• TASK DETAILS
Locate every line in the records below that holds the word "Read" and return each one.

** Begin LISTED ENTRIES **

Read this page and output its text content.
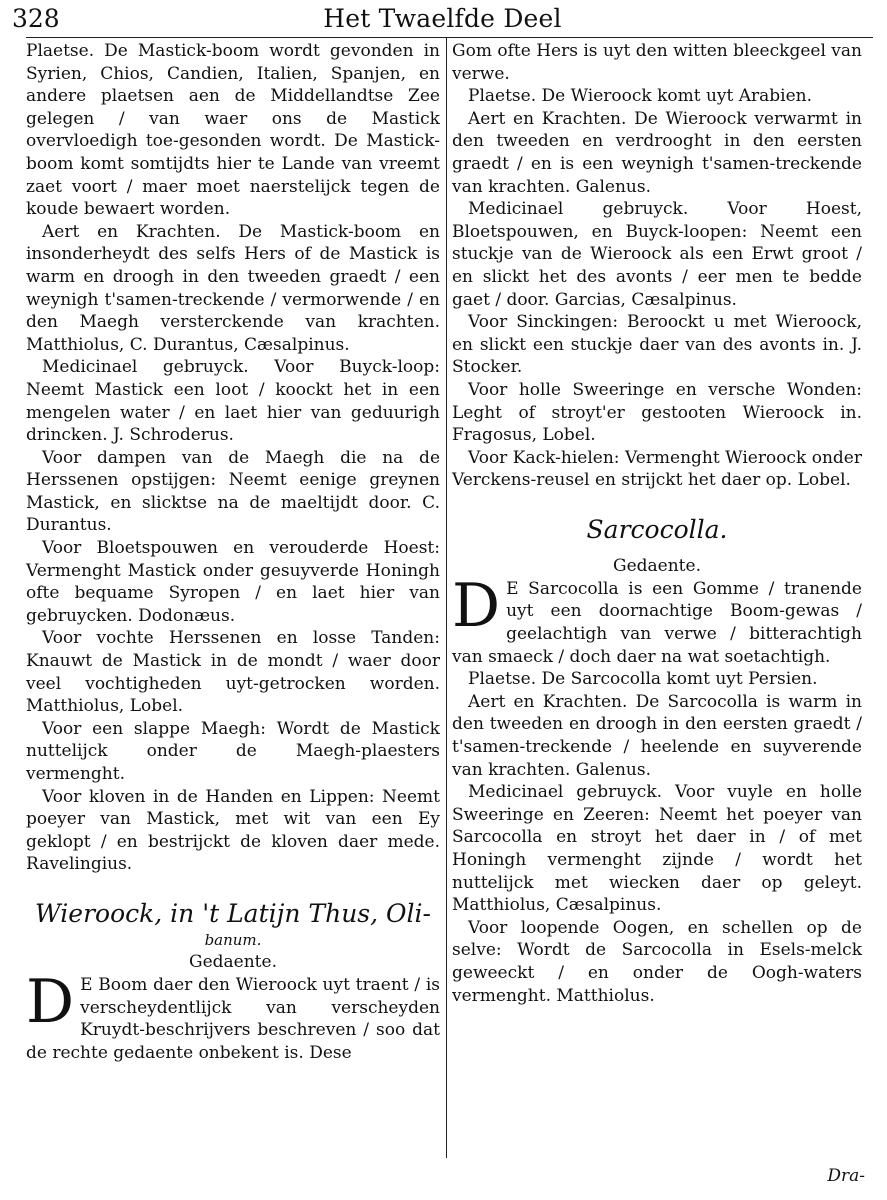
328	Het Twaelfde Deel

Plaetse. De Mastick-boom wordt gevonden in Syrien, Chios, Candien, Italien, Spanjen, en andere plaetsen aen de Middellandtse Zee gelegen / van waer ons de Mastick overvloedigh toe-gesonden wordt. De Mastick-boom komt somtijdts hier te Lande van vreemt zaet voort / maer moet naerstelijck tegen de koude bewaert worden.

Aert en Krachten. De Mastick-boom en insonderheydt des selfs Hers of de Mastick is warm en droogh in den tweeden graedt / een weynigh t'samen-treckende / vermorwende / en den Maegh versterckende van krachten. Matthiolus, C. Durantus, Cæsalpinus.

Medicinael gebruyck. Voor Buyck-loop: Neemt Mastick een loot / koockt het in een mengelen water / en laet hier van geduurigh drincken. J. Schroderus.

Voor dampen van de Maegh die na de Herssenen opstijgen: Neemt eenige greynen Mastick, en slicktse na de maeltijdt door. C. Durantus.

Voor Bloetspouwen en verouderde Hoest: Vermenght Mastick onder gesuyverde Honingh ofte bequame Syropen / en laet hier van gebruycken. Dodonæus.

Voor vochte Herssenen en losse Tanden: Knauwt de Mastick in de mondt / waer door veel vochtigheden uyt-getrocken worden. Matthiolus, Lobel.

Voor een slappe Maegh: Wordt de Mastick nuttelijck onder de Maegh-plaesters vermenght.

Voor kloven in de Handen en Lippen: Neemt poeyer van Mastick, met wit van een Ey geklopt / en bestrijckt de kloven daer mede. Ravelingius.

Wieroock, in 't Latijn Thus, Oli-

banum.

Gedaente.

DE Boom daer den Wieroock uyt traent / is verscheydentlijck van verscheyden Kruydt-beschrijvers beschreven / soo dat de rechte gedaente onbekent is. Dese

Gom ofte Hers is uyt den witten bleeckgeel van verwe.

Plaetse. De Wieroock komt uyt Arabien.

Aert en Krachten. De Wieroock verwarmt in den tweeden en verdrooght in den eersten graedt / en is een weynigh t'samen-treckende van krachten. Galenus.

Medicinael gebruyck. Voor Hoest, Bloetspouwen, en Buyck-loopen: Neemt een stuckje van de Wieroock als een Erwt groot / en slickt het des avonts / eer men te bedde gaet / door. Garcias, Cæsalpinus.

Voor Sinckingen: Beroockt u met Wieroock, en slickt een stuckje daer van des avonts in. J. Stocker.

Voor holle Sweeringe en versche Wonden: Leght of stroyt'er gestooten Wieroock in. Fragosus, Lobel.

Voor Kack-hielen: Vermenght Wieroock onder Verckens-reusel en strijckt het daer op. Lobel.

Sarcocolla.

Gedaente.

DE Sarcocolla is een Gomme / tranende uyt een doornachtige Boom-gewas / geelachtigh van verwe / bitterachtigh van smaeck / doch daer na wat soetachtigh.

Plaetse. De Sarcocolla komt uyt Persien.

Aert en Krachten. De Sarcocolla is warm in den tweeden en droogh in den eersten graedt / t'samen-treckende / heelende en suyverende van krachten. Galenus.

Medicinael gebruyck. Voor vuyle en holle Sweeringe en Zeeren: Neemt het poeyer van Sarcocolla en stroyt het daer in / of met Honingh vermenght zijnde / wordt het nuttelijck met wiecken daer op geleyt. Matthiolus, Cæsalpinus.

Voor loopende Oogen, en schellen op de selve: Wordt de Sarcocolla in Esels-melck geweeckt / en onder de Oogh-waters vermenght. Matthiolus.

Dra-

** End LISTED ENTRIES **
** Begin LISTED ENTRIES **

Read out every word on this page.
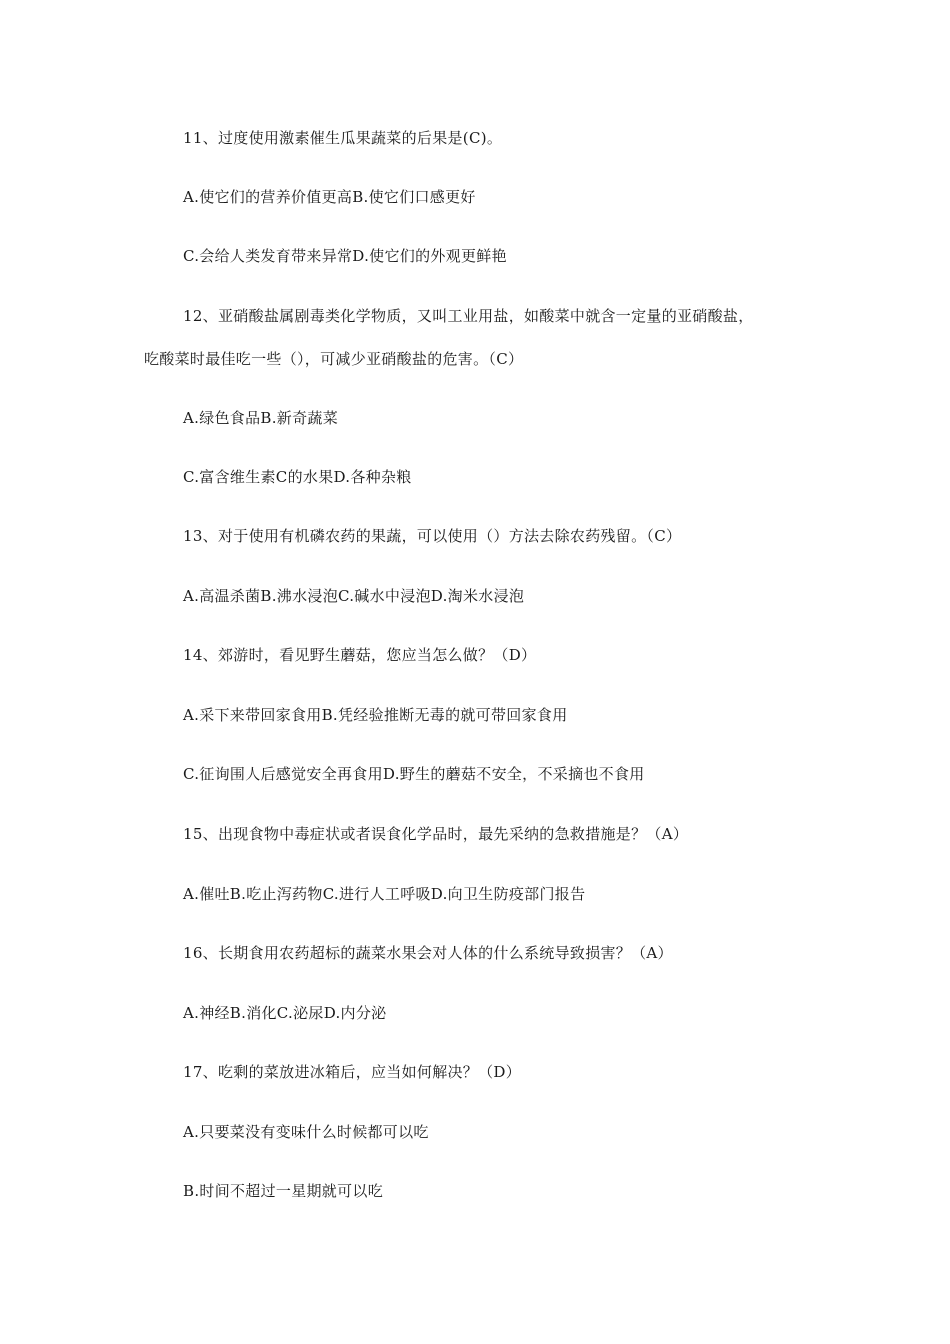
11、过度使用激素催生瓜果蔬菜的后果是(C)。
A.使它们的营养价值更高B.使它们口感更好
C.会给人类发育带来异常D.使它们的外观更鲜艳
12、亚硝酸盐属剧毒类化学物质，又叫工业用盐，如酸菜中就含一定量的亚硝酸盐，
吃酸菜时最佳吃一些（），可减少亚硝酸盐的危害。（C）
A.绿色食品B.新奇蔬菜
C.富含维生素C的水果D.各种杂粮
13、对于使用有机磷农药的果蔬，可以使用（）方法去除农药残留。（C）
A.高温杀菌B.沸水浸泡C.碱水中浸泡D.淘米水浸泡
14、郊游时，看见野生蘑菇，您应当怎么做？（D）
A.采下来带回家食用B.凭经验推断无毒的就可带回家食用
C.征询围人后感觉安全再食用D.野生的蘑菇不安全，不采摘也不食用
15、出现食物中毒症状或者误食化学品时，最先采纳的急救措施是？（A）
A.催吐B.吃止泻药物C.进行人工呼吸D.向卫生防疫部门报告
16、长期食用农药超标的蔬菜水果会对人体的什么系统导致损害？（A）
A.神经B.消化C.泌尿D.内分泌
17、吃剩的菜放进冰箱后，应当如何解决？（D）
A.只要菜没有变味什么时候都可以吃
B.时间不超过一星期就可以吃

** End LISTED ENTRIES **

• SOLVED PROBLEM
Read this page and output its text content.
Read out every word on this page.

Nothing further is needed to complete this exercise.